**Exercise requirements:**
Print the data exactly, leaving nothing out.

**Data for the task:**

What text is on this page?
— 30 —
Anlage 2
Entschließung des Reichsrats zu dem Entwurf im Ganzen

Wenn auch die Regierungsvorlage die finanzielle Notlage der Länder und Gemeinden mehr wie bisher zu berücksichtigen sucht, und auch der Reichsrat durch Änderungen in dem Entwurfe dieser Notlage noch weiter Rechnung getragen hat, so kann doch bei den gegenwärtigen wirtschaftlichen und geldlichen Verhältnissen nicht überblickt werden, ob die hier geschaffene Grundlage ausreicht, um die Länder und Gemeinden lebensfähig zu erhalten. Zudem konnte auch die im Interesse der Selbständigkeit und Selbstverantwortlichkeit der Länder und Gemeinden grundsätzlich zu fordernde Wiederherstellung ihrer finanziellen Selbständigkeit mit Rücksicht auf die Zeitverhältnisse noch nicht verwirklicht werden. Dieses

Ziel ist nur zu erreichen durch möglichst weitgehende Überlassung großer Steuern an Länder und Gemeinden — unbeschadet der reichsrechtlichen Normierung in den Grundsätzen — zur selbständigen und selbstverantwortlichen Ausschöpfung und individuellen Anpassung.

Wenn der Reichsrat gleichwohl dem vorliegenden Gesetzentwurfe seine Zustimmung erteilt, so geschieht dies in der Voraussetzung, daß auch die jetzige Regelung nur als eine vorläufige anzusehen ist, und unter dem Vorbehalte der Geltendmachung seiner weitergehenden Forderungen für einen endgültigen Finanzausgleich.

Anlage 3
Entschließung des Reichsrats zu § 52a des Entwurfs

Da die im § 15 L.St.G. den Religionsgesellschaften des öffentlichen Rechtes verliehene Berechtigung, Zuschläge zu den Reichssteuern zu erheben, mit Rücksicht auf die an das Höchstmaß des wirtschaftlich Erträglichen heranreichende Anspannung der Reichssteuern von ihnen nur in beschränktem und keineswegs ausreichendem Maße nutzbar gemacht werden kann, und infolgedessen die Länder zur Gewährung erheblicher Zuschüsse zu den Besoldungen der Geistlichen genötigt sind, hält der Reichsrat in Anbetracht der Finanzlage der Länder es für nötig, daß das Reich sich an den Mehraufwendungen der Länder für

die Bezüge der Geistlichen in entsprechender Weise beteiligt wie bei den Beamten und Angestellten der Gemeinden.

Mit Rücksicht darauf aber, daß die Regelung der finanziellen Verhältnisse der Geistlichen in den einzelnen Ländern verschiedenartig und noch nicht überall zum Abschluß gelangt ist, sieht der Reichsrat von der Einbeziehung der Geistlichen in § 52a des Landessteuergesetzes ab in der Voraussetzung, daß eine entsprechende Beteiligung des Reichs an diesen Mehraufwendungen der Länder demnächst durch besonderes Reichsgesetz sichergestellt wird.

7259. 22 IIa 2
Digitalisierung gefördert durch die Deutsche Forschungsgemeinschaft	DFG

**Written reply:**
What text is on this page?
— 30 —
Anlage 2
Entschließung des Reichsrats zu dem Entwurf im Ganzen

Wenn auch die Regierungsvorlage die finanzielle Notlage der Länder und Gemeinden mehr wie bisher zu berücksichtigen sucht, und auch der Reichsrat durch Änderungen in dem Entwurfe dieser Notlage noch weiter Rechnung getragen hat, so kann doch bei den gegenwärtigen wirtschaftlichen und geldlichen Verhältnissen nicht überblickt werden, ob die hier geschaffene Grundlage ausreicht, um die Länder und Gemeinden lebensfähig zu erhalten. Zudem konnte auch die im Interesse der Selbständigkeit und Selbstverantwortlichkeit der Länder und Gemeinden grundsätzlich zu fordernde Wiederherstellung ihrer finanziellen Selbständigkeit mit Rücksicht auf die Zeitverhältnisse noch nicht verwirklicht werden. Dieses

Ziel ist nur zu erreichen durch möglichst weitgehende Überlassung großer Steuern an Länder und Gemeinden — unbeschadet der reichsrechtlichen Normierung in den Grundsätzen — zur selbständigen und selbstverantwortlichen Ausschöpfung und individuellen Anpassung.

Wenn der Reichsrat gleichwohl dem vorliegenden Gesetzentwurfe seine Zustimmung erteilt, so geschieht dies in der Voraussetzung, daß auch die jetzige Regelung nur als eine vorläufige anzusehen ist, und unter dem Vorbehalte der Geltendmachung seiner weitergehenden Forderungen für einen endgültigen Finanzausgleich.

Anlage 3
Entschließung des Reichsrats zu § 52a des Entwurfs

Da die im § 15 L.St.G. den Religionsgesellschaften des öffentlichen Rechtes verliehene Berechtigung, Zuschläge zu den Reichssteuern zu erheben, mit Rücksicht auf die an das Höchstmaß des wirtschaftlich Erträglichen heranreichende Anspannung der Reichssteuern von ihnen nur in beschränktem und keineswegs ausreichendem Maße nutzbar gemacht werden kann, und infolgedessen die Länder zur Gewährung erheblicher Zuschüsse zu den Besoldungen der Geistlichen genötigt sind, hält der Reichsrat in Anbetracht der Finanzlage der Länder es für nötig, daß das Reich sich an den Mehraufwendungen der Länder für

die Bezüge der Geistlichen in entsprechender Weise beteiligt wie bei den Beamten und Angestellten der Gemeinden.

Mit Rücksicht darauf aber, daß die Regelung der finanziellen Verhältnisse der Geistlichen in den einzelnen Ländern verschiedenartig und noch nicht überall zum Abschluß gelangt ist, sieht der Reichsrat von der Einbeziehung der Geistlichen in § 52a des Landessteuergesetzes ab in der Voraussetzung, daß eine entsprechende Beteiligung des Reichs an diesen Mehraufwendungen der Länder demnächst durch besonderes Reichsgesetz sichergestellt wird.

7259. 22 IIa 2
Digitalisierung gefördert durch die Deutsche Forschungsgemeinschaft	DFG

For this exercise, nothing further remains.